Required work:
Each record below should appear again exactly as written.

Data rows:
* * * * * * * * *

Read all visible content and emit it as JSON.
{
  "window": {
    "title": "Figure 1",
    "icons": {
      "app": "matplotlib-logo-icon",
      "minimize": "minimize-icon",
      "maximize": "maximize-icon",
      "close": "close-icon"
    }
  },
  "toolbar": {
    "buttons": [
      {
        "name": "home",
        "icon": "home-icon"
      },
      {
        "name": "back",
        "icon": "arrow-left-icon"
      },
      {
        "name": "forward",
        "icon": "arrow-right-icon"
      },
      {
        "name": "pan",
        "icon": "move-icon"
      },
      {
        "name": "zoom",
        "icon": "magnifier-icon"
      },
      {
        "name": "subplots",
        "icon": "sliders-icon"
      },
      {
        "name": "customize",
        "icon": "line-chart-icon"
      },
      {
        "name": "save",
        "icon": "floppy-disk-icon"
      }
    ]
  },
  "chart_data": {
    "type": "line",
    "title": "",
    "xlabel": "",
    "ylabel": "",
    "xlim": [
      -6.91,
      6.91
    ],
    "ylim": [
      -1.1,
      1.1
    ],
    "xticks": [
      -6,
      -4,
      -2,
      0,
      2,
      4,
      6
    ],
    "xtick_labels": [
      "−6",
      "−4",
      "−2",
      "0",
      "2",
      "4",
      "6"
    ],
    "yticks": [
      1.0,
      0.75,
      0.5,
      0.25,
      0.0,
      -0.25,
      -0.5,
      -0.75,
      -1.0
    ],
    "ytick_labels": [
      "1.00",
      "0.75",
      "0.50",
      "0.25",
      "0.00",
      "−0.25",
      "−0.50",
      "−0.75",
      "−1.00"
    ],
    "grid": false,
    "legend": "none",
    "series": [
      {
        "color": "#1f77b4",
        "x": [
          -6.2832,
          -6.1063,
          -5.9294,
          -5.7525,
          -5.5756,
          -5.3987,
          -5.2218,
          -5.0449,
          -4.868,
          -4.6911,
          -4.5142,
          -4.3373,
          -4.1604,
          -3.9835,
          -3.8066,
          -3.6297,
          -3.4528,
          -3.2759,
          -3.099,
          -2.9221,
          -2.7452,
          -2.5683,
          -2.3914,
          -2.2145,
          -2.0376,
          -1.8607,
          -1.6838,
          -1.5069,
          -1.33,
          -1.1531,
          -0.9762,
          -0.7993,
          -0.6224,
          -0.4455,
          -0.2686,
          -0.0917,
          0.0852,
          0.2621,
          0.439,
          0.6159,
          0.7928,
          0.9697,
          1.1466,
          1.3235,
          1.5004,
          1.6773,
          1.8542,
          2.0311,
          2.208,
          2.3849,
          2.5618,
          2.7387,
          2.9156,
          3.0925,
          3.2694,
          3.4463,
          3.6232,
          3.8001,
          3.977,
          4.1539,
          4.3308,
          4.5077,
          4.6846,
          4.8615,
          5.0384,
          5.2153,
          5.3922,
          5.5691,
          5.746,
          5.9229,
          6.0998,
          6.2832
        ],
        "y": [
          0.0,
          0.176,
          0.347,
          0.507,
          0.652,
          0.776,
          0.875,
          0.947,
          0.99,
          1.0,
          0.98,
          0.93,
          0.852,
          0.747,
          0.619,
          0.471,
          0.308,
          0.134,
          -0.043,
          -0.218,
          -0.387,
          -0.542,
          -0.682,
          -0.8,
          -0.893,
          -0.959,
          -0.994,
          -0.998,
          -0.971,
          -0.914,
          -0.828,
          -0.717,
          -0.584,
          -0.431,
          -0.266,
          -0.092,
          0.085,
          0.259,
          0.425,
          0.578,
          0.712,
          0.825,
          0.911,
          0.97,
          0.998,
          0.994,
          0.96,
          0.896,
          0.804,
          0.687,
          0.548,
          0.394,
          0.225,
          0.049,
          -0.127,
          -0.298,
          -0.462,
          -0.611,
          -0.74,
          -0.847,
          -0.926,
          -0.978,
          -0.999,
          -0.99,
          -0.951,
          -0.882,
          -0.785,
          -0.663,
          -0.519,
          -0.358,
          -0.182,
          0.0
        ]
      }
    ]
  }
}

* * * * * * * * *

Result below:
Read all visible content and emit it as JSON.
{
  "window": {
    "title": "Figure 1",
    "icons": {
      "app": "matplotlib-logo-icon",
      "minimize": "minimize-icon",
      "maximize": "maximize-icon",
      "close": "close-icon"
    }
  },
  "toolbar": {
    "buttons": [
      {
        "name": "home",
        "icon": "home-icon"
      },
      {
        "name": "back",
        "icon": "arrow-left-icon"
      },
      {
        "name": "forward",
        "icon": "arrow-right-icon"
      },
      {
        "name": "pan",
        "icon": "move-icon"
      },
      {
        "name": "zoom",
        "icon": "magnifier-icon"
      },
      {
        "name": "subplots",
        "icon": "sliders-icon"
      },
      {
        "name": "customize",
        "icon": "line-chart-icon"
      },
      {
        "name": "save",
        "icon": "floppy-disk-icon"
      }
    ]
  },
  "chart_data": {
    "type": "line",
    "title": "",
    "xlabel": "",
    "ylabel": "",
    "xlim": [
      -6.91,
      6.91
    ],
    "ylim": [
      -1.1,
      1.1
    ],
    "xticks": [
      -6,
      -4,
      -2,
      0,
      2,
      4,
      6
    ],
    "xtick_labels": [
      "−6",
      "−4",
      "−2",
      "0",
      "2",
      "4",
      "6"
    ],
    "yticks": [
      1.0,
      0.75,
      0.5,
      0.25,
      0.0,
      -0.25,
      -0.5,
      -0.75,
      -1.0
    ],
    "ytick_labels": [
      "1.00",
      "0.75",
      "0.50",
      "0.25",
      "0.00",
      "−0.25",
      "−0.50",
      "−0.75",
      "−1.00"
    ],
    "grid": false,
    "legend": "none",
    "series": [
      {
        "color": "#1f77b4",
        "x": [
          -6.2832,
          -6.1063,
          -5.9294,
          -5.7525,
          -5.5756,
          -5.3987,
          -5.2218,
          -5.0449,
          -4.868,
          -4.6911,
          -4.5142,
          -4.3373,
          -4.1604,
          -3.9835,
          -3.8066,
          -3.6297,
          -3.4528,
          -3.2759,
          -3.099,
          -2.9221,
          -2.7452,
          -2.5683,
          -2.3914,
          -2.2145,
          -2.0376,
          -1.8607,
          -1.6838,
          -1.5069,
          -1.33,
          -1.1531,
          -0.9762,
          -0.7993,
          -0.6224,
          -0.4455,
          -0.2686,
          -0.0917,
          0.0852,
          0.2621,
          0.439,
          0.6159,
          0.7928,
          0.9697,
          1.1466,
          1.3235,
          1.5004,
          1.6773,
          1.8542,
          2.0311,
          2.208,
          2.3849,
          2.5618,
          2.7387,
          2.9156,
          3.0925,
          3.2694,
          3.4463,
          3.6232,
          3.8001,
          3.977,
          4.1539,
          4.3308,
          4.5077,
          4.6846,
          4.8615,
          5.0384,
          5.2153,
          5.3922,
          5.5691,
          5.746,
          5.9229,
          6.0998,
          6.2832
        ],
        "y": [
          0.0,
          0.176,
          0.347,
          0.507,
          0.652,
          0.776,
          0.875,
          0.947,
          0.99,
          1.0,
          0.98,
          0.93,
          0.852,
          0.747,
          0.619,
          0.471,
          0.308,
          0.134,
          -0.043,
          -0.218,
          -0.387,
          -0.542,
          -0.682,
          -0.8,
          -0.893,
          -0.959,
          -0.994,
          -0.998,
          -0.971,
          -0.914,
          -0.828,
          -0.717,
          -0.584,
          -0.431,
          -0.266,
          -0.092,
          0.085,
          0.259,
          0.425,
          0.578,
          0.712,
          0.825,
          0.911,
          0.97,
          0.998,
          0.994,
          0.96,
          0.896,
          0.804,
          0.687,
          0.548,
          0.394,
          0.225,
          0.049,
          -0.127,
          -0.298,
          -0.462,
          -0.611,
          -0.74,
          -0.847,
          -0.926,
          -0.978,
          -0.999,
          -0.99,
          -0.951,
          -0.882,
          -0.785,
          -0.663,
          -0.519,
          -0.358,
          -0.182,
          0.0
        ]
      }
    ]
  }
}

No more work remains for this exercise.